Short task>
Write out the entries below once more, exactly.

Given entries>
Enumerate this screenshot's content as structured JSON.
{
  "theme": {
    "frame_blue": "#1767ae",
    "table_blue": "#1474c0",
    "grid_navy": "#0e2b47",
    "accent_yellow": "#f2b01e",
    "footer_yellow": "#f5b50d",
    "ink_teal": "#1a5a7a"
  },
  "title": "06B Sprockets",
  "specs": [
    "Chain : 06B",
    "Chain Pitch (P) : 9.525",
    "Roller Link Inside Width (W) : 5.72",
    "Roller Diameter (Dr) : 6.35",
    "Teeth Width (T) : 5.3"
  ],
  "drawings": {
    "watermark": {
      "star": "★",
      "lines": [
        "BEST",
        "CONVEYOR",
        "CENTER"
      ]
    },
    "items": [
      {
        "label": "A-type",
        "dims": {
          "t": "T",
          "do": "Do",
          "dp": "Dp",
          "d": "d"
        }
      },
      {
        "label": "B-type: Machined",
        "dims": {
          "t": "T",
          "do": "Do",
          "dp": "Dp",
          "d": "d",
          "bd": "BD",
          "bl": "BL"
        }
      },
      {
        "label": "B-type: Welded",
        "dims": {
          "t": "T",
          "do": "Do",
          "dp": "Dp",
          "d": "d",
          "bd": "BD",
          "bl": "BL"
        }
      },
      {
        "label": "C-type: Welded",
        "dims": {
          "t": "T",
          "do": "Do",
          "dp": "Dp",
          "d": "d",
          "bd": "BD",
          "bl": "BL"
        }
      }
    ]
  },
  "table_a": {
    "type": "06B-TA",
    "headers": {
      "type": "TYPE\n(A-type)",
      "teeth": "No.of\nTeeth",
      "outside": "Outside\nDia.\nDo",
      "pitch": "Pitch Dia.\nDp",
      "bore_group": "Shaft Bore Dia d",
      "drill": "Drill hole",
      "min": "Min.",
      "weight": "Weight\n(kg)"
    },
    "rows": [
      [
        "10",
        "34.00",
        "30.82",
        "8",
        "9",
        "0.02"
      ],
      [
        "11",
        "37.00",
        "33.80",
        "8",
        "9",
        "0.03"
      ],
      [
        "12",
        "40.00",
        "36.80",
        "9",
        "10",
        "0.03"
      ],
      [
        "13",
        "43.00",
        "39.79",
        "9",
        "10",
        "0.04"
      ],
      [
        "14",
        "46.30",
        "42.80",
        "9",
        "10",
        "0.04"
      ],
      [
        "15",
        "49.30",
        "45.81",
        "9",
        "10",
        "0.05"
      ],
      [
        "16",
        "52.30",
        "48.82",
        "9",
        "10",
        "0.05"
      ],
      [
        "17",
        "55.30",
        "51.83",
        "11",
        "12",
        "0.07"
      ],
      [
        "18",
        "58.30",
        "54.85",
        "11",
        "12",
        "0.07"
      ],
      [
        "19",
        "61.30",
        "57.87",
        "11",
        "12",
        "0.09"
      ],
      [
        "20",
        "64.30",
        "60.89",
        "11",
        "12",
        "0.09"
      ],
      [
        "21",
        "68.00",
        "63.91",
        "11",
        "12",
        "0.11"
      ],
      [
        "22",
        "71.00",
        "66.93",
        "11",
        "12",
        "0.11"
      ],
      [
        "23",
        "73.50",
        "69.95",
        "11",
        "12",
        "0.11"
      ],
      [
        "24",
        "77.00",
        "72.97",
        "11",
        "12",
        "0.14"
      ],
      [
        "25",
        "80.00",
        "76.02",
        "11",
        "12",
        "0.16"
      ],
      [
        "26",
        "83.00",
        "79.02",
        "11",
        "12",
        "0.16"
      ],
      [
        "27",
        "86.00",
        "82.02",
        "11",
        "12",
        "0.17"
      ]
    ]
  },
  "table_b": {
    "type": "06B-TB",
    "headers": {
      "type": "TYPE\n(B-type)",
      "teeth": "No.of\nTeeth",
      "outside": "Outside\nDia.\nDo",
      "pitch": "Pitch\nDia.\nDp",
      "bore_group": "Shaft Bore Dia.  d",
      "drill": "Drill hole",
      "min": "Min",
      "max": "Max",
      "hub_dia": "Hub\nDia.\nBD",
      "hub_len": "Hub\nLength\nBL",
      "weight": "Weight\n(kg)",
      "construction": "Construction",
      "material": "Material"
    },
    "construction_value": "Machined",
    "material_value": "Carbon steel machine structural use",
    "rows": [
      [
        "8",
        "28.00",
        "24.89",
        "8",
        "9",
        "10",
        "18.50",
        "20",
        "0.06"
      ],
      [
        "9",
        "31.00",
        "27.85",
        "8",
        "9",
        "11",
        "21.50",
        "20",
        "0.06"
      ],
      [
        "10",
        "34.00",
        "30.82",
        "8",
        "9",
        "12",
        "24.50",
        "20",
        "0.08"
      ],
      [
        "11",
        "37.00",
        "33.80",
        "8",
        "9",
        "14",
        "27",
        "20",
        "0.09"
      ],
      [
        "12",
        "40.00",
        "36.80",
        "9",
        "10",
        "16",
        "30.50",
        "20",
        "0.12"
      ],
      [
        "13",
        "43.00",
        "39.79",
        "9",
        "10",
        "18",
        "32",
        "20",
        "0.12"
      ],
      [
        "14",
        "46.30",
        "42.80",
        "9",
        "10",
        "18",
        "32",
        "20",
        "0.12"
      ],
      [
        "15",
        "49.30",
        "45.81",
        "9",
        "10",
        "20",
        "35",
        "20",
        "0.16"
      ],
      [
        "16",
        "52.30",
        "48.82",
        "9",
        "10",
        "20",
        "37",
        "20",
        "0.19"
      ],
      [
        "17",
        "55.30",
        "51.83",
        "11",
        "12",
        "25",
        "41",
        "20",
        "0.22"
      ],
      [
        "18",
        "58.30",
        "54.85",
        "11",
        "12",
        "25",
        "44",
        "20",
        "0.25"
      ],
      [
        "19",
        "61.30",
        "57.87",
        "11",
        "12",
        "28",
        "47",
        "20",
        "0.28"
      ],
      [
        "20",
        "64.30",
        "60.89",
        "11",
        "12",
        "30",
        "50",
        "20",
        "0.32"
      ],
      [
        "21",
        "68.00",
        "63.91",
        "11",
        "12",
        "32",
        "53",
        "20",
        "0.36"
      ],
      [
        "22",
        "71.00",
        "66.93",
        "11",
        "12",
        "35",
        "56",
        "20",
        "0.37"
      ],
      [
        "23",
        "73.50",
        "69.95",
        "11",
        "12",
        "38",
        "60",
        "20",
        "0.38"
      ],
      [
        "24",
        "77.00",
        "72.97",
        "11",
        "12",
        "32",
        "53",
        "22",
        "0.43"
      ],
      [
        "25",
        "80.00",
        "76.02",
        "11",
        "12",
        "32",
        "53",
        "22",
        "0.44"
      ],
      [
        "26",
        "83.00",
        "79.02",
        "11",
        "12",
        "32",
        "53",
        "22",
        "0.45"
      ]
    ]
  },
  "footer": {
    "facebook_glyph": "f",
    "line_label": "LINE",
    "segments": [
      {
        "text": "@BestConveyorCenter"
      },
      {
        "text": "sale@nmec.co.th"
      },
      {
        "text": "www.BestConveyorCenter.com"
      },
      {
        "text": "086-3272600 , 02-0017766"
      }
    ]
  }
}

Result of the task>
Enumerate this screenshot's content as structured JSON.
{
  "theme": {
    "frame_blue": "#1767ae",
    "table_blue": "#1474c0",
    "grid_navy": "#0e2b47",
    "accent_yellow": "#f2b01e",
    "footer_yellow": "#f5b50d",
    "ink_teal": "#1a5a7a"
  },
  "title": "06B Sprockets",
  "specs": [
    "Chain : 06B",
    "Chain Pitch (P) : 9.525",
    "Roller Link Inside Width (W) : 5.72",
    "Roller Diameter (Dr) : 6.35",
    "Teeth Width (T) : 5.3"
  ],
  "drawings": {
    "watermark": {
      "star": "★",
      "lines": [
        "BEST",
        "CONVEYOR",
        "CENTER"
      ]
    },
    "items": [
      {
        "label": "A-type",
        "dims": {
          "t": "T",
          "do": "Do",
          "dp": "Dp",
          "d": "d"
        }
      },
      {
        "label": "B-type: Machined",
        "dims": {
          "t": "T",
          "do": "Do",
          "dp": "Dp",
          "d": "d",
          "bd": "BD",
          "bl": "BL"
        }
      },
      {
        "label": "B-type: Welded",
        "dims": {
          "t": "T",
          "do": "Do",
          "dp": "Dp",
          "d": "d",
          "bd": "BD",
          "bl": "BL"
        }
      },
      {
        "label": "C-type: Welded",
        "dims": {
          "t": "T",
          "do": "Do",
          "dp": "Dp",
          "d": "d",
          "bd": "BD",
          "bl": "BL"
        }
      }
    ]
  },
  "table_a": {
    "type": "06B-TA",
    "headers": {
      "type": "TYPE\n(A-type)",
      "teeth": "No.of\nTeeth",
      "outside": "Outside\nDia.\nDo",
      "pitch": "Pitch Dia.\nDp",
      "bore_group": "Shaft Bore Dia d",
      "drill": "Drill hole",
      "min": "Min.",
      "weight": "Weight\n(kg)"
    },
    "rows": [
      [
        "10",
        "34.00",
        "30.82",
        "8",
        "9",
        "0.02"
      ],
      [
        "11",
        "37.00",
        "33.80",
        "8",
        "9",
        "0.03"
      ],
      [
        "12",
        "40.00",
        "36.80",
        "9",
        "10",
        "0.03"
      ],
      [
        "13",
        "43.00",
        "39.79",
        "9",
        "10",
        "0.04"
      ],
      [
        "14",
        "46.30",
        "42.80",
        "9",
        "10",
        "0.04"
      ],
      [
        "15",
        "49.30",
        "45.81",
        "9",
        "10",
        "0.05"
      ],
      [
        "16",
        "52.30",
        "48.82",
        "9",
        "10",
        "0.05"
      ],
      [
        "17",
        "55.30",
        "51.83",
        "11",
        "12",
        "0.07"
      ],
      [
        "18",
        "58.30",
        "54.85",
        "11",
        "12",
        "0.07"
      ],
      [
        "19",
        "61.30",
        "57.87",
        "11",
        "12",
        "0.09"
      ],
      [
        "20",
        "64.30",
        "60.89",
        "11",
        "12",
        "0.09"
      ],
      [
        "21",
        "68.00",
        "63.91",
        "11",
        "12",
        "0.11"
      ],
      [
        "22",
        "71.00",
        "66.93",
        "11",
        "12",
        "0.11"
      ],
      [
        "23",
        "73.50",
        "69.95",
        "11",
        "12",
        "0.11"
      ],
      [
        "24",
        "77.00",
        "72.97",
        "11",
        "12",
        "0.14"
      ],
      [
        "25",
        "80.00",
        "76.02",
        "11",
        "12",
        "0.16"
      ],
      [
        "26",
        "83.00",
        "79.02",
        "11",
        "12",
        "0.16"
      ],
      [
        "27",
        "86.00",
        "82.02",
        "11",
        "12",
        "0.17"
      ]
    ]
  },
  "table_b": {
    "type": "06B-TB",
    "headers": {
      "type": "TYPE\n(B-type)",
      "teeth": "No.of\nTeeth",
      "outside": "Outside\nDia.\nDo",
      "pitch": "Pitch\nDia.\nDp",
      "bore_group": "Shaft Bore Dia.  d",
      "drill": "Drill hole",
      "min": "Min",
      "max": "Max",
      "hub_dia": "Hub\nDia.\nBD",
      "hub_len": "Hub\nLength\nBL",
      "weight": "Weight\n(kg)",
      "construction": "Construction",
      "material": "Material"
    },
    "construction_value": "Machined",
    "material_value": "Carbon steel machine structural use",
    "rows": [
      [
        "8",
        "28.00",
        "24.89",
        "8",
        "9",
        "10",
        "18.50",
        "20",
        "0.06"
      ],
      [
        "9",
        "31.00",
        "27.85",
        "8",
        "9",
        "11",
        "21.50",
        "20",
        "0.06"
      ],
      [
        "10",
        "34.00",
        "30.82",
        "8",
        "9",
        "12",
        "24.50",
        "20",
        "0.08"
      ],
      [
        "11",
        "37.00",
        "33.80",
        "8",
        "9",
        "14",
        "27",
        "20",
        "0.09"
      ],
      [
        "12",
        "40.00",
        "36.80",
        "9",
        "10",
        "16",
        "30.50",
        "20",
        "0.12"
      ],
      [
        "13",
        "43.00",
        "39.79",
        "9",
        "10",
        "18",
        "32",
        "20",
        "0.12"
      ],
      [
        "14",
        "46.30",
        "42.80",
        "9",
        "10",
        "18",
        "32",
        "20",
        "0.12"
      ],
      [
        "15",
        "49.30",
        "45.81",
        "9",
        "10",
        "20",
        "35",
        "20",
        "0.16"
      ],
      [
        "16",
        "52.30",
        "48.82",
        "9",
        "10",
        "20",
        "37",
        "20",
        "0.19"
      ],
      [
        "17",
        "55.30",
        "51.83",
        "11",
        "12",
        "25",
        "41",
        "20",
        "0.22"
      ],
      [
        "18",
        "58.30",
        "54.85",
        "11",
        "12",
        "25",
        "44",
        "20",
        "0.25"
      ],
      [
        "19",
        "61.30",
        "57.87",
        "11",
        "12",
        "28",
        "47",
        "20",
        "0.28"
      ],
      [
        "20",
        "64.30",
        "60.89",
        "11",
        "12",
        "30",
        "50",
        "20",
        "0.32"
      ],
      [
        "21",
        "68.00",
        "63.91",
        "11",
        "12",
        "32",
        "53",
        "20",
        "0.36"
      ],
      [
        "22",
        "71.00",
        "66.93",
        "11",
        "12",
        "35",
        "56",
        "20",
        "0.37"
      ],
      [
        "23",
        "73.50",
        "69.95",
        "11",
        "12",
        "38",
        "60",
        "20",
        "0.38"
      ],
      [
        "24",
        "77.00",
        "72.97",
        "11",
        "12",
        "32",
        "53",
        "22",
        "0.43"
      ],
      [
        "25",
        "80.00",
        "76.02",
        "11",
        "12",
        "32",
        "53",
        "22",
        "0.44"
      ],
      [
        "26",
        "83.00",
        "79.02",
        "11",
        "12",
        "32",
        "53",
        "22",
        "0.45"
      ]
    ]
  },
  "footer": {
    "facebook_glyph": "f",
    "line_label": "LINE",
    "segments": [
      {
        "text": "@BestConveyorCenter"
      },
      {
        "text": "sale@nmec.co.th"
      },
      {
        "text": "www.BestConveyorCenter.com"
      },
      {
        "text": "086-3272600 , 02-0017766"
      }
    ]
  }
}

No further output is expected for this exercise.